## Records for processing:

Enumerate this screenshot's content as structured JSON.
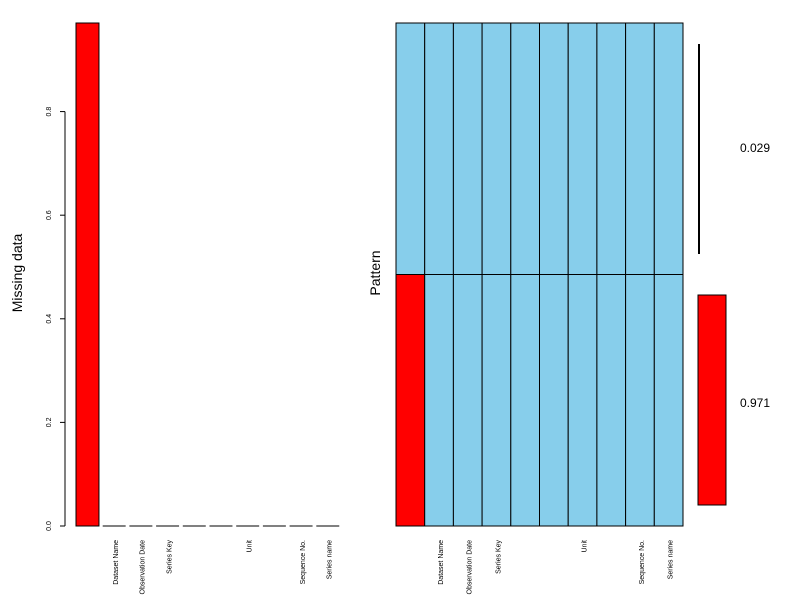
{
  "chart_data": [
    {
      "type": "bar",
      "ylabel": "Missing data",
      "ylim": [
        0,
        0.971
      ],
      "yticks": [
        "0.0",
        "0.2",
        "0.4",
        "0.6",
        "0.8"
      ],
      "yticks_values": [
        0,
        0.2,
        0.4,
        0.6,
        0.8
      ],
      "categories": [
        "",
        "Dataset Name",
        "Observation Date",
        "Series Key",
        "",
        "",
        "Unit",
        "",
        "Sequence No.",
        "Series name"
      ],
      "values": [
        0.971,
        0,
        0,
        0,
        0,
        0,
        0,
        0,
        0,
        0
      ],
      "colors": {
        "missing": "#ff0000",
        "axis": "#000000"
      }
    },
    {
      "type": "heatmap",
      "ylabel": "Pattern",
      "columns": [
        "",
        "Dataset Name",
        "Observation Date",
        "Series Key",
        "",
        "",
        "Unit",
        "",
        "Sequence No.",
        "Series name"
      ],
      "patterns": [
        {
          "proportion": 0.029,
          "label": "0.029",
          "missing": [
            false,
            false,
            false,
            false,
            false,
            false,
            false,
            false,
            false,
            false
          ]
        },
        {
          "proportion": 0.971,
          "label": "0.971",
          "missing": [
            true,
            false,
            false,
            false,
            false,
            false,
            false,
            false,
            false,
            false
          ]
        }
      ],
      "colors": {
        "present": "#87ceeb",
        "missing": "#ff0000",
        "line": "#000000"
      }
    }
  ]
}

## Your goal:
Print all of the entries word for word. Skip any images they contain.

## Answer for the task:
Enumerate this screenshot's content as structured JSON.
{
  "chart_data": [
    {
      "type": "bar",
      "ylabel": "Missing data",
      "ylim": [
        0,
        0.971
      ],
      "yticks": [
        "0.0",
        "0.2",
        "0.4",
        "0.6",
        "0.8"
      ],
      "yticks_values": [
        0,
        0.2,
        0.4,
        0.6,
        0.8
      ],
      "categories": [
        "",
        "Dataset Name",
        "Observation Date",
        "Series Key",
        "",
        "",
        "Unit",
        "",
        "Sequence No.",
        "Series name"
      ],
      "values": [
        0.971,
        0,
        0,
        0,
        0,
        0,
        0,
        0,
        0,
        0
      ],
      "colors": {
        "missing": "#ff0000",
        "axis": "#000000"
      }
    },
    {
      "type": "heatmap",
      "ylabel": "Pattern",
      "columns": [
        "",
        "Dataset Name",
        "Observation Date",
        "Series Key",
        "",
        "",
        "Unit",
        "",
        "Sequence No.",
        "Series name"
      ],
      "patterns": [
        {
          "proportion": 0.029,
          "label": "0.029",
          "missing": [
            false,
            false,
            false,
            false,
            false,
            false,
            false,
            false,
            false,
            false
          ]
        },
        {
          "proportion": 0.971,
          "label": "0.971",
          "missing": [
            true,
            false,
            false,
            false,
            false,
            false,
            false,
            false,
            false,
            false
          ]
        }
      ],
      "colors": {
        "present": "#87ceeb",
        "missing": "#ff0000",
        "line": "#000000"
      }
    }
  ]
}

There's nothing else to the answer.